Stored rows:
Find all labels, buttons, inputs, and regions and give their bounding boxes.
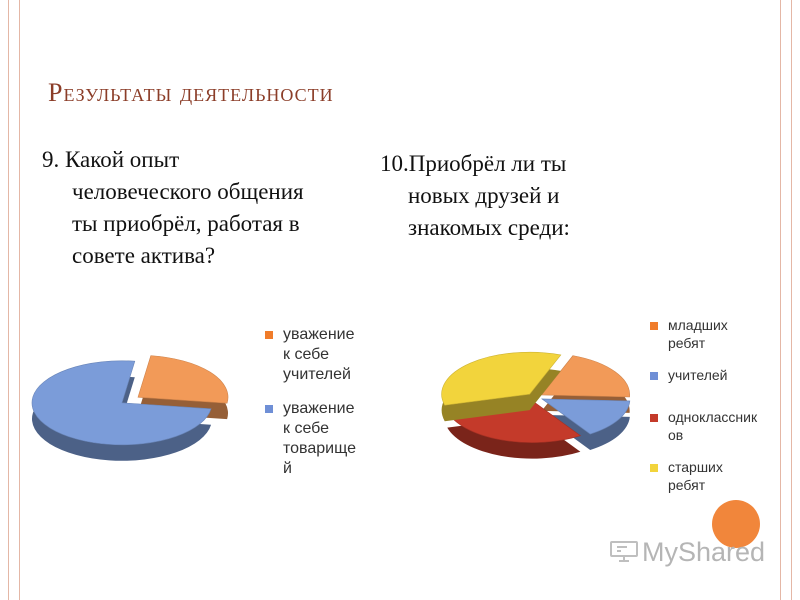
right-frame-decoration [780,0,792,600]
pie-slice-top [31,360,212,446]
legend-text: й [283,460,292,477]
chart-1-legend: уважение к себе учителей уважение к себе… [265,325,385,493]
legend-text: товарище [283,440,356,457]
legend-swatch [650,372,658,380]
pie-slice-top [441,351,562,406]
pie-slice-top [541,355,630,398]
legend-text: младших [668,317,728,333]
legend-item-classmates: одноклассник ов [650,408,790,444]
legend-text: ов [668,427,684,443]
legend-text: уважение [283,326,355,343]
accent-circle [712,500,760,548]
question-9-line: ты приобрёл, работая в [72,211,300,236]
legend-text: учителей [668,367,728,383]
legend-swatch [265,331,273,339]
legend-item-older: старших ребят [650,458,790,494]
legend-text: к себе [283,420,330,437]
legend-text: уважение [283,400,355,417]
legend-item-teachers: учителей [650,366,790,384]
legend-swatch [650,322,658,330]
legend-swatch [265,405,273,413]
legend-text: учителей [283,366,351,383]
legend-item-comrades: уважение к себе товарище й [265,399,385,479]
watermark: MyShared [642,537,766,567]
question-9-line: человеческого общения [72,179,304,204]
legend-item-younger: младших ребят [650,316,790,352]
question-10-line: знакомых среди: [408,215,570,240]
chart-2-legend: младших ребят учителей одноклассник ов с… [650,316,790,508]
legend-text: одноклассник [668,409,758,425]
left-frame-decoration [8,0,20,600]
pie-slice-top [540,398,631,435]
question-9-line: совете актива? [72,243,216,268]
pie-slice-старших-ребят [441,351,562,422]
question-9-line: 9. Какой опыт [42,147,180,172]
legend-swatch [650,464,658,472]
question-10-line: новых друзей и [408,183,560,208]
presentation-board-icon [610,541,638,562]
chart-1 [31,355,229,461]
legend-text: ребят [668,335,706,351]
legend-text: к себе [283,346,330,363]
question-10-line: 10.Приобрёл ли ты [380,151,567,176]
question-9: 9. Какой опыт человеческого общения ты п… [42,144,382,272]
question-10: 10.Приобрёл ли ты новых друзей и знакомы… [380,148,650,244]
legend-swatch [650,414,658,422]
slide-title: Результаты деятельности [48,78,334,107]
pie-slice-top [137,355,229,404]
chart-2 [441,351,631,459]
legend-item-teachers: уважение к себе учителей [265,325,385,385]
pie-slice-уважение-к-себе-товарищей [31,360,212,461]
legend-text: ребят [668,477,706,493]
pie-slice-учителей [540,398,631,451]
legend-text: старших [668,459,723,475]
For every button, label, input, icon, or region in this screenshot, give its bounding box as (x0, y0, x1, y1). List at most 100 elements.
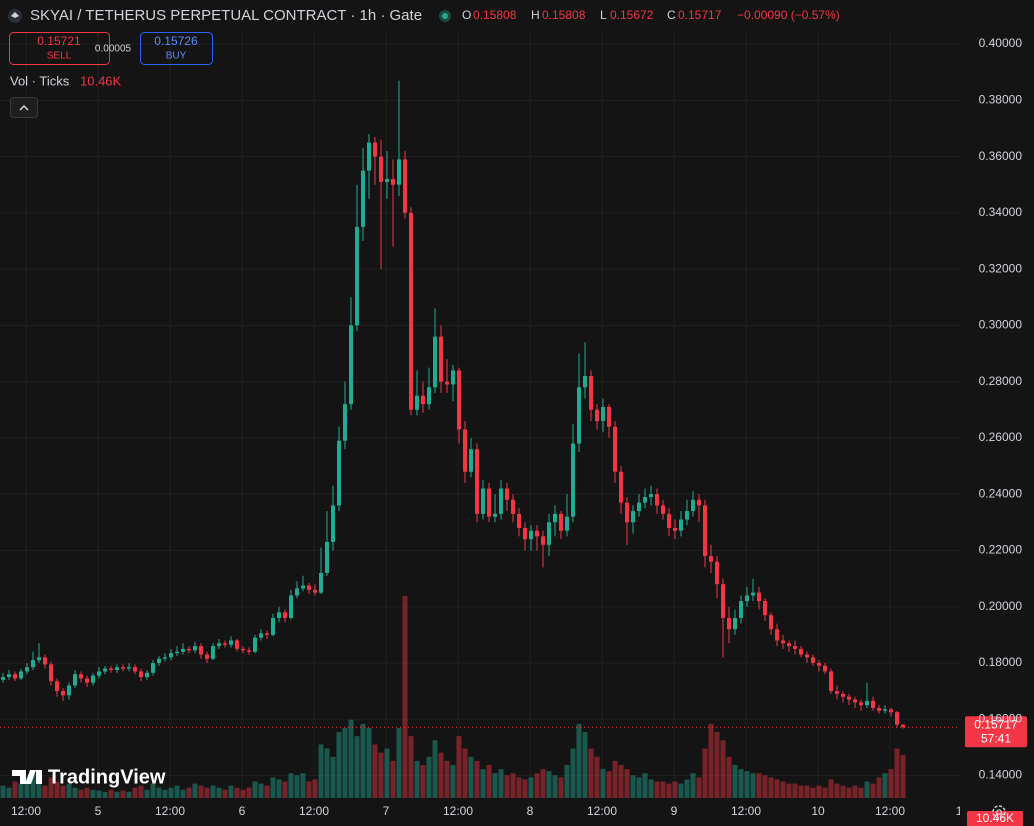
candle-body (151, 662, 155, 673)
volume-bar (870, 783, 876, 798)
y-tick-label: 0.26000 (979, 430, 1023, 444)
collapse-icon (19, 104, 29, 111)
volume-bar (756, 773, 762, 798)
candle-body (271, 617, 275, 635)
volume-bar (318, 744, 324, 798)
candle-body (607, 406, 611, 427)
volume-bar (42, 785, 48, 798)
volume-bar (678, 783, 684, 798)
candle-body (283, 612, 287, 618)
collapse-button[interactable] (10, 97, 38, 118)
candle-body (613, 426, 617, 472)
ohlc-value: 0.15808 (473, 8, 517, 22)
candle-body (619, 471, 623, 503)
volume-bar (846, 787, 852, 798)
candle-body (715, 561, 719, 585)
buy-button[interactable] (140, 32, 213, 65)
candle-body (79, 674, 83, 679)
candle-body (139, 671, 143, 678)
candle-body (373, 142, 377, 157)
volume-bar (666, 783, 672, 798)
candle-body (379, 156, 383, 182)
volume-bar (438, 752, 444, 798)
settings-icon-core (996, 809, 1002, 815)
candle-body (841, 693, 845, 697)
candle-body (685, 511, 689, 520)
candle-body (493, 513, 497, 517)
candle-body (445, 381, 449, 385)
candle-body (319, 572, 323, 593)
volume-bar (228, 785, 234, 798)
candle-body (49, 664, 53, 682)
settings-icon[interactable] (992, 805, 1006, 819)
candle-body (511, 499, 515, 514)
candle-body (145, 672, 149, 678)
ohlc-letter: H (531, 8, 540, 22)
candle-body (301, 585, 305, 589)
ohlc-letter: C (667, 8, 676, 22)
last-price-label: 0.15717 (974, 717, 1018, 731)
candle-body (775, 629, 779, 641)
x-tick-label: 12:00 (11, 804, 41, 818)
volume-bar (534, 773, 540, 798)
volume-bar (132, 787, 138, 798)
y-tick-label: 0.38000 (979, 93, 1023, 107)
candle-body (559, 513, 563, 531)
candle-body (55, 681, 59, 692)
volume-bar (108, 789, 114, 798)
volume-bar (282, 781, 288, 798)
volume-bar (558, 777, 564, 798)
volume-bar (762, 775, 768, 798)
buy-price: 0.15726 (154, 34, 198, 48)
candle-body (871, 700, 875, 708)
volume-bar (546, 771, 552, 798)
volume-bar (630, 775, 636, 798)
candle-body (733, 617, 737, 630)
volume-bar (30, 773, 36, 798)
volume-bar (768, 777, 774, 798)
y-tick-label: 0.22000 (979, 543, 1023, 557)
candle-body (355, 226, 359, 326)
candle-body (19, 671, 23, 679)
volume-bar (6, 787, 12, 798)
volume-bar (66, 783, 72, 798)
candle-body (865, 700, 869, 706)
volume-bar (462, 748, 468, 798)
candle-body (13, 674, 17, 679)
candle-body (331, 505, 335, 542)
candle-body (595, 409, 599, 422)
volume-bar (72, 787, 78, 798)
candle-body (757, 592, 761, 602)
volume-bar (486, 765, 492, 798)
spread: 0.00005 (95, 44, 132, 55)
candle-body (451, 370, 455, 385)
sell-button[interactable] (9, 32, 110, 65)
candle-body (637, 502, 641, 512)
candle-body (805, 654, 809, 658)
candle-body (361, 170, 365, 227)
volume-bar (882, 773, 888, 798)
x-tick-label: 5 (95, 804, 102, 818)
candle-body (577, 387, 581, 444)
x-tick-label: 12:00 (443, 804, 473, 818)
y-tick-label: 0.34000 (979, 205, 1023, 219)
volume-bar (696, 777, 702, 798)
candle-body (589, 376, 593, 410)
candle-body (439, 336, 443, 382)
volume-bar (624, 769, 630, 798)
ohlc-value: 0.15717 (678, 8, 722, 22)
candle-body (115, 667, 119, 670)
volume-bar (570, 748, 576, 798)
volume-bar (336, 732, 342, 798)
candle-body (277, 612, 281, 618)
candle-body (157, 658, 161, 663)
candle-body (121, 667, 125, 669)
volume-bar (426, 756, 432, 798)
candle-body (679, 519, 683, 531)
y-tick-label: 0.14000 (979, 768, 1023, 782)
volume-bar (636, 777, 642, 798)
volume-bar (786, 783, 792, 798)
y-tick-label: 0.40000 (979, 36, 1023, 50)
volume-bar (594, 756, 600, 798)
volume-bar (726, 756, 732, 798)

What is expected:
Put the lines of all the entries above into one numbered list, leaving out blank lines and any pictures.

The result:
1. Find all labels, buttons, inputs, and regions and give their bounding boxes.
2. right-frame-decoration [780,0,792,600]
3. pie-slice-top [31,360,212,446]
4. legend-text: й [283,460,292,477]
5. chart-1-legend: уважение к себе учителей уважение к себе… [265,325,385,493]
6. legend-text: товарище [283,440,356,457]
7. legend-swatch [650,372,658,380]
8. pie-slice-top [441,351,562,406]
9. pie-slice-top [541,355,630,398]
10. legend-text: младших [668,317,728,333]
11. legend-item-classmates: одноклассник ов [650,408,790,444]
12. legend-text: ов [668,427,684,443]
13. legend-text: уважение [283,326,355,343]
14. accent-circle [712,500,760,548]
15. question-9-line: ты приобрёл, работая в [72,211,300,236]
16. legend-text: учителей [668,367,728,383]
17. legend-swatch [265,331,273,339]
18. legend-item-older: старших ребят [650,458,790,494]
19. legend-text: к себе [283,420,330,437]
20. legend-text: уважение [283,400,355,417]
21. legend-item-teachers: учителей [650,366,790,384]
22. legend-swatch [650,322,658,330]
23. legend-swatch [265,405,273,413]
24. legend-text: учителей [283,366,351,383]
25. legend-item-comrades: уважение к себе товарище й [265,399,385,479]
26. watermark: MyShared [642,537,766,567]
27. question-9-line: человеческого общения [72,179,304,204]
28. legend-item-younger: младших ребят [650,316,790,352]
29. question-10-line: знакомых среди: [408,215,570,240]
30. chart-2-legend: младших ребят учителей одноклассник ов с… [650,316,790,508]
31. legend-text: одноклассник [668,409,758,425]
32. left-frame-decoration [8,0,20,600]
33. pie-slice-top [540,398,631,435]
34. question-9-line: совете актива? [72,243,216,268]
35. pie-slice-старших-ребят [441,351,562,422]
36. question-9-line: 9. Какой опыт [42,147,180,172]
37. legend-swatch [650,464,658,472]
38. question-10-line: новых друзей и [408,183,560,208]
39. presentation-board-icon [610,541,638,562]
40. chart-1 [31,355,229,461]
41. legend-text: ребят [668,335,706,351]
42. legend-text: к себе [283,346,330,363]
43. question-10-line: 10.Приобрёл ли ты [380,151,567,176]
44. question-9: 9. Какой опыт человеческого общения ты п… [42,144,382,272]
45. question-10: 10.Приобрёл ли ты новых друзей и знакомы… [380,148,650,244]
46. legend-swatch [650,414,658,422]
47. slide-title: Результаты деятельности [48,78,334,107]
48. pie-slice-top [137,355,229,404]
49. chart-2 [441,351,631,459]
50. legend-item-teachers: уважение к себе учителей [265,325,385,385]
51. pie-slice-уважение-к-себе-товарищей [31,360,212,461]
52. legend-text: ребят [668,477,706,493]
53. pie-slice-учителей [540,398,631,451]
54. legend-text: старших [668,459,723,475]
55. For every button, label, input, icon, or region in this screenshot, give its bounding box as (x0, y0, x1, y1). List at most 100 elements.
56. candle-body (151, 662, 155, 673)
57. volume-bar (870, 783, 876, 798)
58. y-tick-label: 0.26000 (979, 430, 1023, 444)
59. collapse-icon (19, 104, 29, 111)
60. volume-bar (756, 773, 762, 798)
61. candle-body (271, 617, 275, 635)
62. volume-bar (318, 744, 324, 798)
63. candle-body (607, 406, 611, 427)
64. volume-bar (42, 785, 48, 798)
65. volume-bar (678, 783, 684, 798)
66. candle-body (283, 612, 287, 618)
67. collapse-button[interactable] (10, 97, 38, 118)
68. candle-body (613, 426, 617, 472)
69. ohlc-value: 0.15808 (473, 8, 517, 22)
70. candle-body (619, 471, 623, 503)
71. volume-bar (846, 787, 852, 798)
72. candle-body (715, 561, 719, 585)
73. buy-button[interactable] (140, 32, 213, 65)
74. candle-body (79, 674, 83, 679)
75. candle-body (139, 671, 143, 678)
76. candle-body (373, 142, 377, 157)
77. volume-bar (666, 783, 672, 798)
78. candle-body (379, 156, 383, 182)
79. volume-bar (438, 752, 444, 798)
80. settings-icon-core (996, 809, 1002, 815)
81. candle-body (841, 693, 845, 697)
82. candle-body (685, 511, 689, 520)
83. candle-body (493, 513, 497, 517)
84. candle-body (445, 381, 449, 385)
85. candle-body (319, 572, 323, 593)
86. volume-bar (228, 785, 234, 798)
87. candle-body (49, 664, 53, 682)
88. settings-icon[interactable] (992, 805, 1006, 819)
89. candle-body (511, 499, 515, 514)
90. candle-body (145, 672, 149, 678)
91. ohlc-letter: H (531, 8, 540, 22)
92. candle-body (301, 585, 305, 589)
93. ohlc-letter: C (667, 8, 676, 22)
94. last-price-label: 0.15717 (974, 717, 1018, 731)
95. candle-body (775, 629, 779, 641)
96. x-tick-label: 12:00 (11, 804, 41, 818)
97. volume-bar (534, 773, 540, 798)
98. volume-bar (132, 787, 138, 798)
99. y-tick-label: 0.38000 (979, 93, 1023, 107)
100. candle-body (559, 513, 563, 531)
101. candle-body (55, 681, 59, 692)
102. volume-bar (108, 789, 114, 798)
103. volume-bar (282, 781, 288, 798)
104. volume-bar (558, 777, 564, 798)
105. volume-bar (762, 775, 768, 798)
106. buy-price: 0.15726 (154, 34, 198, 48)
107. candle-body (871, 700, 875, 708)
108. volume-bar (546, 771, 552, 798)
109. volume-bar (630, 775, 636, 798)
110. candle-body (733, 617, 737, 630)
111. volume-bar (30, 773, 36, 798)
112. volume-bar (768, 777, 774, 798)
113. y-tick-label: 0.22000 (979, 543, 1023, 557)
114. candle-body (355, 226, 359, 326)
115. candle-body (19, 671, 23, 679)
116. volume-bar (6, 787, 12, 798)
117. volume-bar (66, 783, 72, 798)
118. candle-body (865, 700, 869, 706)
119. volume-bar (462, 748, 468, 798)
120. candle-body (13, 674, 17, 679)
121. candle-body (331, 505, 335, 542)
122. candle-body (595, 409, 599, 422)
123. volume-bar (72, 787, 78, 798)
124. candle-body (757, 592, 761, 602)
125. volume-bar (486, 765, 492, 798)
126. spread: 0.00005 (95, 44, 132, 55)
127. candle-body (451, 370, 455, 385)
128. sell-button[interactable] (9, 32, 110, 65)
129. candle-body (637, 502, 641, 512)
130. candle-body (805, 654, 809, 658)
131. candle-body (361, 170, 365, 227)
132. volume-bar (882, 773, 888, 798)
133. x-tick-label: 5 (95, 804, 102, 818)
134. candle-body (577, 387, 581, 444)
135. x-tick-label: 12:00 (443, 804, 473, 818)
136. y-tick-label: 0.34000 (979, 205, 1023, 219)
137. volume-bar (696, 777, 702, 798)
138. candle-body (589, 376, 593, 410)
139. candle-body (439, 336, 443, 382)
140. volume-bar (624, 769, 630, 798)
141. ohlc-value: 0.15717 (678, 8, 722, 22)
142. candle-body (115, 667, 119, 670)
143. volume-bar (570, 748, 576, 798)
144. volume-bar (336, 732, 342, 798)
145. candle-body (277, 612, 281, 618)
146. candle-body (157, 658, 161, 663)
147. candle-body (121, 667, 125, 669)
148. volume-bar (426, 756, 432, 798)
149. candle-body (679, 519, 683, 531)
150. y-tick-label: 0.14000 (979, 768, 1023, 782)
151. volume-bar (636, 777, 642, 798)
152. volume-bar (786, 783, 792, 798)
153. y-tick-label: 0.40000 (979, 36, 1023, 50)
154. volume-bar (594, 756, 600, 798)
155. volume-bar (726, 756, 732, 798)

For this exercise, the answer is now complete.